Find the lines with the string "name" and return them.

##########

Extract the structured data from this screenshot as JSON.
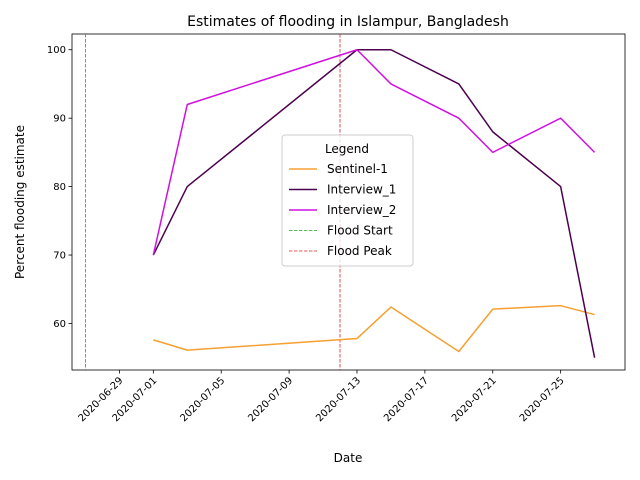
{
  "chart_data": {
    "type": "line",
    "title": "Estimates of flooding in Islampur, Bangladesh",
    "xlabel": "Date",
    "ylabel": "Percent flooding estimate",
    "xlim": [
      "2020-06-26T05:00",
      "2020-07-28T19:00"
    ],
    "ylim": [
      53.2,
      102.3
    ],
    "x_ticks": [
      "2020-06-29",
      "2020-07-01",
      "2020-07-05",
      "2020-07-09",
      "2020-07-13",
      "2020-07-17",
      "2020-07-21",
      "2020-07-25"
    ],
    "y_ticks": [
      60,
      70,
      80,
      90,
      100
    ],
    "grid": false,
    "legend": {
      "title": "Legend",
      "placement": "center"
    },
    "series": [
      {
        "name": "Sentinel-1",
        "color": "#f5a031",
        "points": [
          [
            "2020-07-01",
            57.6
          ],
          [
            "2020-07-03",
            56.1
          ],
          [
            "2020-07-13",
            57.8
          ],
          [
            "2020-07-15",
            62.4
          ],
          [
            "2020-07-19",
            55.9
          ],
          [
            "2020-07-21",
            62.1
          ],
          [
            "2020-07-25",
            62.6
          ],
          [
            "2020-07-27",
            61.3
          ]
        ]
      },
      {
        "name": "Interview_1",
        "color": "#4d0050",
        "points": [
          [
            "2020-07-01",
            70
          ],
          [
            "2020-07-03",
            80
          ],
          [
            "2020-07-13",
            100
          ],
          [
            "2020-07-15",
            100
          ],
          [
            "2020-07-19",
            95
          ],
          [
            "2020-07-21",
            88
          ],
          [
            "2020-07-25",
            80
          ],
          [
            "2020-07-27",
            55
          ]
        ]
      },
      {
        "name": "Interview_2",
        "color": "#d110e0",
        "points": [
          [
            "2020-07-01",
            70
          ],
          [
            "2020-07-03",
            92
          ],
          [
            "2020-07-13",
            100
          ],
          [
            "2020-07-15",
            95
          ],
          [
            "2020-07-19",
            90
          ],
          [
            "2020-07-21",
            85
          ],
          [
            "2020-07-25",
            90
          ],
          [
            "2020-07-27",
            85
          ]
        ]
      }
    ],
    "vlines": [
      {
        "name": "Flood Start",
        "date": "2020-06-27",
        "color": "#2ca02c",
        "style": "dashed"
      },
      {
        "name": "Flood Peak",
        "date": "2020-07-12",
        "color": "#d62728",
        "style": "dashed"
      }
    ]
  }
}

##########

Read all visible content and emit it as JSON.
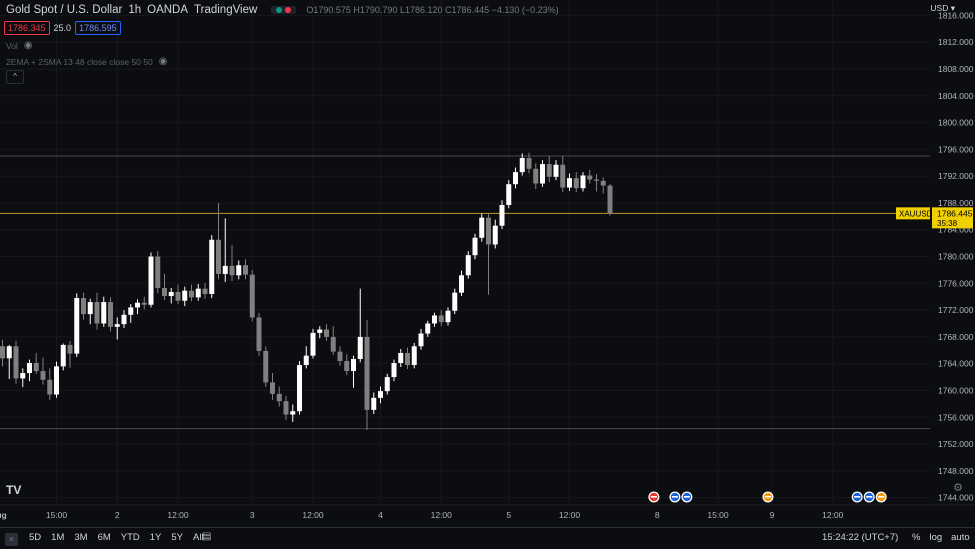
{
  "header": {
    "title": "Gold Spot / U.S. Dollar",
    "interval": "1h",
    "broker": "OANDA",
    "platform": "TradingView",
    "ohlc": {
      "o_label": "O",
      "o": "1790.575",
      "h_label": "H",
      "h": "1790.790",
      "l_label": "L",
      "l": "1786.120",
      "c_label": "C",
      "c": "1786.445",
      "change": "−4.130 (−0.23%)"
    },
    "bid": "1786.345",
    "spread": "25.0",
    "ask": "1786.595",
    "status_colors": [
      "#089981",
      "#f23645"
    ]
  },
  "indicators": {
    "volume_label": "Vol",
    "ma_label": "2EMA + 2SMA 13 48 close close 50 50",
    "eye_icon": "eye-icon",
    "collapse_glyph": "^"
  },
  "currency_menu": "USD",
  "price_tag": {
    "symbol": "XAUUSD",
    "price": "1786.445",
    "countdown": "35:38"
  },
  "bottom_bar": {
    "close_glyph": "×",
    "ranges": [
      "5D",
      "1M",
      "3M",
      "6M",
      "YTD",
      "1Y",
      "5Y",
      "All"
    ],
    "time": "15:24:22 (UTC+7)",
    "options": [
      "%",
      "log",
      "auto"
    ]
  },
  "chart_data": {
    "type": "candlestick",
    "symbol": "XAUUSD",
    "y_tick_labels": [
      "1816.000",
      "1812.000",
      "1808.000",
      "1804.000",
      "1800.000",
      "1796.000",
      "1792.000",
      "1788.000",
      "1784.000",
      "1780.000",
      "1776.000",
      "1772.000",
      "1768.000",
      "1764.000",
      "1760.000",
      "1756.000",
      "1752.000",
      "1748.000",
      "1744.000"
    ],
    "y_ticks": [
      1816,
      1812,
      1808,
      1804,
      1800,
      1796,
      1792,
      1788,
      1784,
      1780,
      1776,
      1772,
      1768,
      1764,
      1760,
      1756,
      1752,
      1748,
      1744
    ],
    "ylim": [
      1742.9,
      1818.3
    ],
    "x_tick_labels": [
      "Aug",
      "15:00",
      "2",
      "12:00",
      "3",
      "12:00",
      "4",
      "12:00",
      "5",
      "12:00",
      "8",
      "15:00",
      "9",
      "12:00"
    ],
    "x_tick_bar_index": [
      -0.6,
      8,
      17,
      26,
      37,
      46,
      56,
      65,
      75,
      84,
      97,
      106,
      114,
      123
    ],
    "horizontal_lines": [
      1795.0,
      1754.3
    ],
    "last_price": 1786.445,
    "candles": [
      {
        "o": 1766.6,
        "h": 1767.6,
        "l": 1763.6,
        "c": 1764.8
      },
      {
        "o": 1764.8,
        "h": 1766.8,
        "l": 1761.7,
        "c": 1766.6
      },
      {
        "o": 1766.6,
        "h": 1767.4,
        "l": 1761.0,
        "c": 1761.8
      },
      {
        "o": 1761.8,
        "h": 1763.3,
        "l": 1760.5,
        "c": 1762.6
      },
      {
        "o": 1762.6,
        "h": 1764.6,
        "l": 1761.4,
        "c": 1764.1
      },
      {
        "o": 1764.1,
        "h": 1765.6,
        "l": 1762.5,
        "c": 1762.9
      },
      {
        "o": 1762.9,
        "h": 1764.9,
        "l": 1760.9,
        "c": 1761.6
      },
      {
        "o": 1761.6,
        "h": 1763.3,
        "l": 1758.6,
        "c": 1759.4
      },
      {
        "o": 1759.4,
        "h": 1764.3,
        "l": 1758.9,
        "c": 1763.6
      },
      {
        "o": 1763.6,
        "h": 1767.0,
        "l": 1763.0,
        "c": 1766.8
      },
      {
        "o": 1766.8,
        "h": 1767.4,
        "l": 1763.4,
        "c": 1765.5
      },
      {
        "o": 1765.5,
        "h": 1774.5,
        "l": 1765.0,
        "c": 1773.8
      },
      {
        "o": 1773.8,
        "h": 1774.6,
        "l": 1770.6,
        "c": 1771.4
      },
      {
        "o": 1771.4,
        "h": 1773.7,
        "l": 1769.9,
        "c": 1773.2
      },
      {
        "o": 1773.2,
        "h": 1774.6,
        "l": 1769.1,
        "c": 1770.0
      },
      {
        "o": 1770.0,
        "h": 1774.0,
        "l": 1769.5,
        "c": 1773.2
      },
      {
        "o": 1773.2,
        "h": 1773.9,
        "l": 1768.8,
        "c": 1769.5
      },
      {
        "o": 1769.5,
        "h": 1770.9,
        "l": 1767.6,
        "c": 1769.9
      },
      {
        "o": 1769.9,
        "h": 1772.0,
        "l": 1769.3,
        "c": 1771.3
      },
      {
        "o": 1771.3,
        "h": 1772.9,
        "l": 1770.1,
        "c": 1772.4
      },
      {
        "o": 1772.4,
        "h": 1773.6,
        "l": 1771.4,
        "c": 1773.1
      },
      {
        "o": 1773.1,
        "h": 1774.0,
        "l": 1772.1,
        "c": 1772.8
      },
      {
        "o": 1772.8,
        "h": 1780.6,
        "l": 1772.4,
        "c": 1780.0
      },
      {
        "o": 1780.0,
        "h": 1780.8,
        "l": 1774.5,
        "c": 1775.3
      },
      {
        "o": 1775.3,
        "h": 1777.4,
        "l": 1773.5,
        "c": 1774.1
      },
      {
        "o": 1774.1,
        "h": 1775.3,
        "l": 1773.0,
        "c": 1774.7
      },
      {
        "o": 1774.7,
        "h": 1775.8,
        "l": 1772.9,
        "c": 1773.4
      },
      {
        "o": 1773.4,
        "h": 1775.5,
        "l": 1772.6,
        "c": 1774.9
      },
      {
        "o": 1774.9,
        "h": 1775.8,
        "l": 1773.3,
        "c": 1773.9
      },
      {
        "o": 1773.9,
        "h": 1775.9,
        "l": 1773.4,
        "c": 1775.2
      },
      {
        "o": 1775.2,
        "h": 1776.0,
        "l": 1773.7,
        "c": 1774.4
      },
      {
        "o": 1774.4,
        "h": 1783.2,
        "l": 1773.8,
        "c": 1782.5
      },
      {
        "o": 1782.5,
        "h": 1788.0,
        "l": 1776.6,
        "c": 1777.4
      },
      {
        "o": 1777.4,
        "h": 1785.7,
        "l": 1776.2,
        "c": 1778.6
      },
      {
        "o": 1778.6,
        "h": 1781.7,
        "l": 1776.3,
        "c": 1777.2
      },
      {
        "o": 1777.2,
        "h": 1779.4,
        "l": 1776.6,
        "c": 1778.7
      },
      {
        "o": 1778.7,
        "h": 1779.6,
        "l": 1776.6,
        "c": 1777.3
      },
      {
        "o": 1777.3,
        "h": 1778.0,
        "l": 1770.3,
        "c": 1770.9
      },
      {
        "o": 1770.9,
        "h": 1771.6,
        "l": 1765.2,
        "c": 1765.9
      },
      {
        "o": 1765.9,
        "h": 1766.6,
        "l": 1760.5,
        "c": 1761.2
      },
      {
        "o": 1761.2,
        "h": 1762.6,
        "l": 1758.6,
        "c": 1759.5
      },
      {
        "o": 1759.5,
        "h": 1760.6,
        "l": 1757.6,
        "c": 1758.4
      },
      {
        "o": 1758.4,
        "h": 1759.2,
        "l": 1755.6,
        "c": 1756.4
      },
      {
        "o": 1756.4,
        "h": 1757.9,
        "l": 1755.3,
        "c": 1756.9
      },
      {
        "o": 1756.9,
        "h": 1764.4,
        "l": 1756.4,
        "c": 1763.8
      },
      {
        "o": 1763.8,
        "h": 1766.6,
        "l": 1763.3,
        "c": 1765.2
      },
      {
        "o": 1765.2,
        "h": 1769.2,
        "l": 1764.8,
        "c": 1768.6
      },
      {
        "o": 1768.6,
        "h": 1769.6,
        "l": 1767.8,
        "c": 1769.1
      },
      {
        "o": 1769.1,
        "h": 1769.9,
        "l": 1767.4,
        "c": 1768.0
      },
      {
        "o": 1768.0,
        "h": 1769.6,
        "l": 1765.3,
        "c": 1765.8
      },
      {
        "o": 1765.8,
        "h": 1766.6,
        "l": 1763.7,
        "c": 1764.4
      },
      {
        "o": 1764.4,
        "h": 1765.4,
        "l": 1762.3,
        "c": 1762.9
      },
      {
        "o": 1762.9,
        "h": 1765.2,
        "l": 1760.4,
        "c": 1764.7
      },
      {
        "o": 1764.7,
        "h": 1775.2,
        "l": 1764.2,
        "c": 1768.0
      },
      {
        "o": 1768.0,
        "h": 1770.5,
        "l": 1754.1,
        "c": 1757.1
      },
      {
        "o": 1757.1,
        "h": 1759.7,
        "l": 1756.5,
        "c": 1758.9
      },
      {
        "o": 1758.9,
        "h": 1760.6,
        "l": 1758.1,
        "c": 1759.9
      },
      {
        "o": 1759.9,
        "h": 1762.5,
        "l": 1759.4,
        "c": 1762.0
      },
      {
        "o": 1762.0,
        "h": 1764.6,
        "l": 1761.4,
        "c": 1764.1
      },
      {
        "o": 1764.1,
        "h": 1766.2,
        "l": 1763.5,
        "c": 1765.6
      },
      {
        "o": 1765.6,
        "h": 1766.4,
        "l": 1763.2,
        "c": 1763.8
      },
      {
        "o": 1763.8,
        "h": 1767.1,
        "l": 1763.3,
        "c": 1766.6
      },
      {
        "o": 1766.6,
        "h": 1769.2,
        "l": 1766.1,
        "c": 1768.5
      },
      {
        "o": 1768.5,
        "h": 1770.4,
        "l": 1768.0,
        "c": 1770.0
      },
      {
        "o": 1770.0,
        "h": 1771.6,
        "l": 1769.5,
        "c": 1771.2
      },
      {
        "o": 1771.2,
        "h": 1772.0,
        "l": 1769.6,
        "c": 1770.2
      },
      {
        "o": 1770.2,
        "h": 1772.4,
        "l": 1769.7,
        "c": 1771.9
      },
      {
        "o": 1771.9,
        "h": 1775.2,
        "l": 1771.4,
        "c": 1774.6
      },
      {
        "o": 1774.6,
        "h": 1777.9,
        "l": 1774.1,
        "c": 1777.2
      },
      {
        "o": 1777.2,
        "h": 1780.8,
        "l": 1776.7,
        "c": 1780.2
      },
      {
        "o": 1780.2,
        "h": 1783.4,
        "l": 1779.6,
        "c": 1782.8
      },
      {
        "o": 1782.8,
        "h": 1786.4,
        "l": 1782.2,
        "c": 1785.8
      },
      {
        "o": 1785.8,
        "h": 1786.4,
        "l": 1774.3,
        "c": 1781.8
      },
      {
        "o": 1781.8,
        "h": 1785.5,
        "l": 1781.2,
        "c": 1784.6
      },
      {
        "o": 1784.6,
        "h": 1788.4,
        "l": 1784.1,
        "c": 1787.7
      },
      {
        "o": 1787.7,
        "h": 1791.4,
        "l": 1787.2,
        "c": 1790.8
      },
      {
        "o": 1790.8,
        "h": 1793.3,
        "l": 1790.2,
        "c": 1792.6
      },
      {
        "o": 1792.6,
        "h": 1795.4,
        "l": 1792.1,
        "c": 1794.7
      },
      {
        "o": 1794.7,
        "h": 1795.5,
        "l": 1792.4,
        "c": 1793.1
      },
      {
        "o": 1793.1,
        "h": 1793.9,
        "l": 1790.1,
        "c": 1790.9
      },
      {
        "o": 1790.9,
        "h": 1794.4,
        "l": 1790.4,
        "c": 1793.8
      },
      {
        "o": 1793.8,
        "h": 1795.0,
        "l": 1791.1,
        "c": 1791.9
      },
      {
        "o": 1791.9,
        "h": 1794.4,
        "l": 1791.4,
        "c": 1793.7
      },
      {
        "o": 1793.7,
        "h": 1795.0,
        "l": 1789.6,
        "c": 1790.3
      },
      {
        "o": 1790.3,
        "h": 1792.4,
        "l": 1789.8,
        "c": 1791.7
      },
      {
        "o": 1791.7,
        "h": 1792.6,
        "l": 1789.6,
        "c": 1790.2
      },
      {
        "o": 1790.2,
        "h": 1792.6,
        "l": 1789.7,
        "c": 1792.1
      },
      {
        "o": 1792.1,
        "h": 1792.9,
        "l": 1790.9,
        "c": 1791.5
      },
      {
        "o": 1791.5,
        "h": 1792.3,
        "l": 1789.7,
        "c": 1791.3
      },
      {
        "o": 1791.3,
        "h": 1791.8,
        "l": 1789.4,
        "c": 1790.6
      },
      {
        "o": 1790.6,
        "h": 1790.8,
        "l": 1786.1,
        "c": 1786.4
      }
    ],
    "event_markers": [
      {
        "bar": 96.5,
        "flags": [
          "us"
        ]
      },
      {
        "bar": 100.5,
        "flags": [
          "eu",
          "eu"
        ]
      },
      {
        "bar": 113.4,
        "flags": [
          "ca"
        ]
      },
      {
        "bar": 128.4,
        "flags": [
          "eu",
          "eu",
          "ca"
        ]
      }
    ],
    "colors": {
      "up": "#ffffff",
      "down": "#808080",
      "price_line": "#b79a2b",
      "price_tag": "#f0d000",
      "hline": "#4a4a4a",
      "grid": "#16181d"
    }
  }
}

##########

Task output:
        "name": "Sentinel-1",
        "name": "Interview_1",
        "name": "Interview_2",
        "name": "Flood Start",
        "name": "Flood Peak",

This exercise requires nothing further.